=== Exercise details ===
Each record needs to be echoed exactly; can you do that?

=== Extracted information ===
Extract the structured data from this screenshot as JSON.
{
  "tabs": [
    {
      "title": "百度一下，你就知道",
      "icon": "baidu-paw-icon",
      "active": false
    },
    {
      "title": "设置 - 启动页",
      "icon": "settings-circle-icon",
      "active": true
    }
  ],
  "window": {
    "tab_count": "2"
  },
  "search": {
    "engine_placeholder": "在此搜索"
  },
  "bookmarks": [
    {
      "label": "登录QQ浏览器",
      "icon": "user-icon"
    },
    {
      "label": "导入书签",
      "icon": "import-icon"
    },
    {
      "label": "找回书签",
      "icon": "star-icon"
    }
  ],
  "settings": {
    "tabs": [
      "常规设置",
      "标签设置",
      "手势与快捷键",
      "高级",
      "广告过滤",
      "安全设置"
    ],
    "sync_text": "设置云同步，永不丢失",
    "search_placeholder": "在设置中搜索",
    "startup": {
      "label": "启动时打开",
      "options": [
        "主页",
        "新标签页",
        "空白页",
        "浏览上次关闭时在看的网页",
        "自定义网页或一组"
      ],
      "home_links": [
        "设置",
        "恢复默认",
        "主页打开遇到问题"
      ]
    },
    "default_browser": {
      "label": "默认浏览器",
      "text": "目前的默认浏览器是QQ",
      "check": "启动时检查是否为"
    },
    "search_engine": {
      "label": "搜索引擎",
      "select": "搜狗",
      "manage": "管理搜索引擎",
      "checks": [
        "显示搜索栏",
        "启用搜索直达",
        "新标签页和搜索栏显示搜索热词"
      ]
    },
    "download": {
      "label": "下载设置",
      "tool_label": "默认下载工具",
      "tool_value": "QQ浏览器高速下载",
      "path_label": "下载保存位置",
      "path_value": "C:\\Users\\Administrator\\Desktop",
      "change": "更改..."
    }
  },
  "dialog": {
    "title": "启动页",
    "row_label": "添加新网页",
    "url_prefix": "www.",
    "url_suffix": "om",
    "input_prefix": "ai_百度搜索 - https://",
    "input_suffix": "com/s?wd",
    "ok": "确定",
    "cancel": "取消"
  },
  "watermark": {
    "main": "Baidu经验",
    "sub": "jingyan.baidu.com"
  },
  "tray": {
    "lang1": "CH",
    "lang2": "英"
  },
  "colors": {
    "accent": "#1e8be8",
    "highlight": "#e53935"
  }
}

=== Result ===
Extract the structured data from this screenshot as JSON.
{
  "tabs": [
    {
      "title": "百度一下，你就知道",
      "icon": "baidu-paw-icon",
      "active": false
    },
    {
      "title": "设置 - 启动页",
      "icon": "settings-circle-icon",
      "active": true
    }
  ],
  "window": {
    "tab_count": "2"
  },
  "search": {
    "engine_placeholder": "在此搜索"
  },
  "bookmarks": [
    {
      "label": "登录QQ浏览器",
      "icon": "user-icon"
    },
    {
      "label": "导入书签",
      "icon": "import-icon"
    },
    {
      "label": "找回书签",
      "icon": "star-icon"
    }
  ],
  "settings": {
    "tabs": [
      "常规设置",
      "标签设置",
      "手势与快捷键",
      "高级",
      "广告过滤",
      "安全设置"
    ],
    "sync_text": "设置云同步，永不丢失",
    "search_placeholder": "在设置中搜索",
    "startup": {
      "label": "启动时打开",
      "options": [
        "主页",
        "新标签页",
        "空白页",
        "浏览上次关闭时在看的网页",
        "自定义网页或一组"
      ],
      "home_links": [
        "设置",
        "恢复默认",
        "主页打开遇到问题"
      ]
    },
    "default_browser": {
      "label": "默认浏览器",
      "text": "目前的默认浏览器是QQ",
      "check": "启动时检查是否为"
    },
    "search_engine": {
      "label": "搜索引擎",
      "select": "搜狗",
      "manage": "管理搜索引擎",
      "checks": [
        "显示搜索栏",
        "启用搜索直达",
        "新标签页和搜索栏显示搜索热词"
      ]
    },
    "download": {
      "label": "下载设置",
      "tool_label": "默认下载工具",
      "tool_value": "QQ浏览器高速下载",
      "path_label": "下载保存位置",
      "path_value": "C:\\Users\\Administrator\\Desktop",
      "change": "更改..."
    }
  },
  "dialog": {
    "title": "启动页",
    "row_label": "添加新网页",
    "url_prefix": "www.",
    "url_suffix": "om",
    "input_prefix": "ai_百度搜索 - https://",
    "input_suffix": "com/s?wd",
    "ok": "确定",
    "cancel": "取消"
  },
  "watermark": {
    "main": "Baidu经验",
    "sub": "jingyan.baidu.com"
  },
  "tray": {
    "lang1": "CH",
    "lang2": "英"
  },
  "colors": {
    "accent": "#1e8be8",
    "highlight": "#e53935"
  }
}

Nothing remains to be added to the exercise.